▶ **DO THIS**: Transcribe every entry word for word, but skip the images.
───── GIVEN RECORDS
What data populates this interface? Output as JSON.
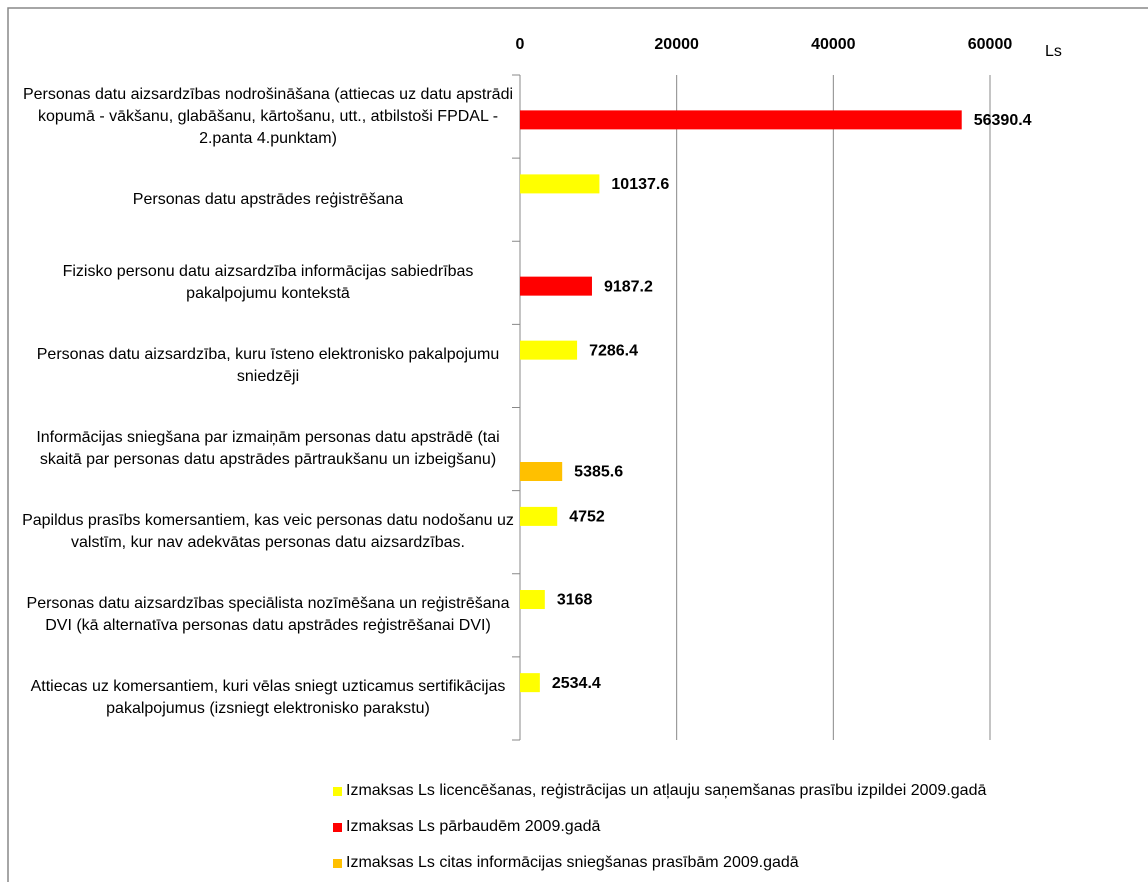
{
  "chart_data": {
    "type": "hbar",
    "x_label": "Ls",
    "categories": [
      "Personas datu aizsardzības nodrošināšana (attiecas uz datu apstrādi kopumā - vākšanu, glabāšanu, kārtošanu, utt., atbilstoši FPDAL - 2.panta 4.punktam)",
      "Personas datu apstrādes reģistrēšana",
      "Fizisko personu datu aizsardzība informācijas sabiedrības pakalpojumu kontekstā",
      "Personas datu aizsardzība, kuru īsteno elektronisko pakalpojumu sniedzēji",
      "Informācijas sniegšana par izmaiņām personas datu apstrādē (tai skaitā par personas datu apstrādes pārtraukšanu un izbeigšanu)",
      "Papildus prasībs komersantiem, kas veic personas datu nodošanu uz valstīm, kur nav adekvātas personas datu aizsardzības.",
      "Personas datu aizsardzības speciālista nozīmēšana un reģistrēšana DVI (kā alternatīva personas datu apstrādes reģistrēšanai DVI)",
      "Attiecas uz komersantiem, kuri vēlas sniegt uzticamus sertifikācijas pakalpojumus (izsniegt elektronisko parakstu)"
    ],
    "series": [
      {
        "name": "Izmaksas Ls licencēšanas, reģistrācijas un atļauju saņemšanas prasību izpildei 2009.gadā",
        "color": "#ffff00",
        "values": [
          null,
          10137.6,
          null,
          7286.4,
          null,
          4752,
          3168,
          2534.4
        ]
      },
      {
        "name": "Izmaksas Ls pārbaudēm 2009.gadā",
        "color": "#ff0000",
        "values": [
          56390.4,
          null,
          9187.2,
          null,
          null,
          null,
          null,
          null
        ]
      },
      {
        "name": "Izmaksas Ls citas informācijas sniegšanas prasībām 2009.gadā",
        "color": "#ffc000",
        "values": [
          null,
          null,
          null,
          null,
          5385.6,
          null,
          null,
          null
        ]
      }
    ],
    "xlim": [
      0,
      60000
    ],
    "xticks": [
      0,
      20000,
      40000,
      60000
    ],
    "grid": true,
    "legend": "bottom"
  }
}
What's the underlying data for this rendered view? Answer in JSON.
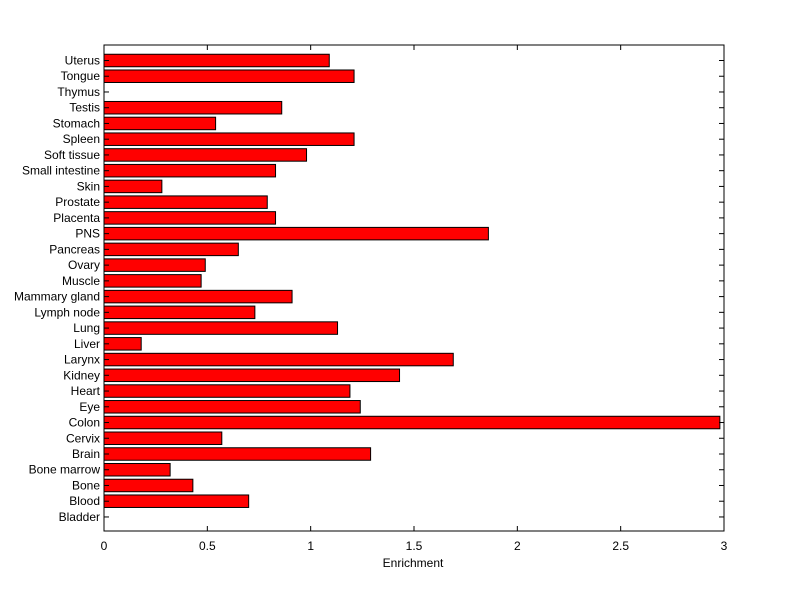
{
  "chart_data": {
    "type": "bar",
    "orientation": "horizontal",
    "title": "",
    "xlabel": "Enrichment",
    "ylabel": "",
    "xlim": [
      0,
      3
    ],
    "xticks": [
      "0",
      "0.5",
      "1",
      "1.5",
      "2",
      "2.5",
      "3"
    ],
    "grid": false,
    "bar_color": "#ff0000",
    "categories": [
      "Uterus",
      "Tongue",
      "Thymus",
      "Testis",
      "Stomach",
      "Spleen",
      "Soft tissue",
      "Small intestine",
      "Skin",
      "Prostate",
      "Placenta",
      "PNS",
      "Pancreas",
      "Ovary",
      "Muscle",
      "Mammary gland",
      "Lymph node",
      "Lung",
      "Liver",
      "Larynx",
      "Kidney",
      "Heart",
      "Eye",
      "Colon",
      "Cervix",
      "Brain",
      "Bone marrow",
      "Bone",
      "Blood",
      "Bladder"
    ],
    "values": [
      1.09,
      1.21,
      0,
      0.86,
      0.54,
      1.21,
      0.98,
      0.83,
      0.28,
      0.79,
      0.83,
      1.86,
      0.65,
      0.49,
      0.47,
      0.91,
      0.73,
      1.13,
      0.18,
      1.69,
      1.43,
      1.19,
      1.24,
      2.98,
      0.57,
      1.29,
      0.32,
      0.43,
      0.7,
      0
    ]
  }
}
──────────
▶ **REPLY**:
What data populates this interface? Output as JSON.
{
  "chart_data": {
    "type": "hbar",
    "x_label": "Ls",
    "categories": [
      "Personas datu aizsardzības nodrošināšana (attiecas uz datu apstrādi kopumā - vākšanu, glabāšanu, kārtošanu, utt., atbilstoši FPDAL - 2.panta 4.punktam)",
      "Personas datu apstrādes reģistrēšana",
      "Fizisko personu datu aizsardzība informācijas sabiedrības pakalpojumu kontekstā",
      "Personas datu aizsardzība, kuru īsteno elektronisko pakalpojumu sniedzēji",
      "Informācijas sniegšana par izmaiņām personas datu apstrādē (tai skaitā par personas datu apstrādes pārtraukšanu un izbeigšanu)",
      "Papildus prasībs komersantiem, kas veic personas datu nodošanu uz valstīm, kur nav adekvātas personas datu aizsardzības.",
      "Personas datu aizsardzības speciālista nozīmēšana un reģistrēšana DVI (kā alternatīva personas datu apstrādes reģistrēšanai DVI)",
      "Attiecas uz komersantiem, kuri vēlas sniegt uzticamus sertifikācijas pakalpojumus (izsniegt elektronisko parakstu)"
    ],
    "series": [
      {
        "name": "Izmaksas Ls licencēšanas, reģistrācijas un atļauju saņemšanas prasību izpildei 2009.gadā",
        "color": "#ffff00",
        "values": [
          null,
          10137.6,
          null,
          7286.4,
          null,
          4752,
          3168,
          2534.4
        ]
      },
      {
        "name": "Izmaksas Ls pārbaudēm 2009.gadā",
        "color": "#ff0000",
        "values": [
          56390.4,
          null,
          9187.2,
          null,
          null,
          null,
          null,
          null
        ]
      },
      {
        "name": "Izmaksas Ls citas informācijas sniegšanas prasībām 2009.gadā",
        "color": "#ffc000",
        "values": [
          null,
          null,
          null,
          null,
          5385.6,
          null,
          null,
          null
        ]
      }
    ],
    "xlim": [
      0,
      60000
    ],
    "xticks": [
      0,
      20000,
      40000,
      60000
    ],
    "grid": true,
    "legend": "bottom"
  }
}
What's the underlying data for this rendered view? Answer in JSON.
{
  "chart_data": {
    "type": "bar",
    "orientation": "horizontal",
    "title": "",
    "xlabel": "Enrichment",
    "ylabel": "",
    "xlim": [
      0,
      3
    ],
    "xticks": [
      "0",
      "0.5",
      "1",
      "1.5",
      "2",
      "2.5",
      "3"
    ],
    "grid": false,
    "bar_color": "#ff0000",
    "categories": [
      "Uterus",
      "Tongue",
      "Thymus",
      "Testis",
      "Stomach",
      "Spleen",
      "Soft tissue",
      "Small intestine",
      "Skin",
      "Prostate",
      "Placenta",
      "PNS",
      "Pancreas",
      "Ovary",
      "Muscle",
      "Mammary gland",
      "Lymph node",
      "Lung",
      "Liver",
      "Larynx",
      "Kidney",
      "Heart",
      "Eye",
      "Colon",
      "Cervix",
      "Brain",
      "Bone marrow",
      "Bone",
      "Blood",
      "Bladder"
    ],
    "values": [
      1.09,
      1.21,
      0,
      0.86,
      0.54,
      1.21,
      0.98,
      0.83,
      0.28,
      0.79,
      0.83,
      1.86,
      0.65,
      0.49,
      0.47,
      0.91,
      0.73,
      1.13,
      0.18,
      1.69,
      1.43,
      1.19,
      1.24,
      2.98,
      0.57,
      1.29,
      0.32,
      0.43,
      0.7,
      0
    ]
  }
}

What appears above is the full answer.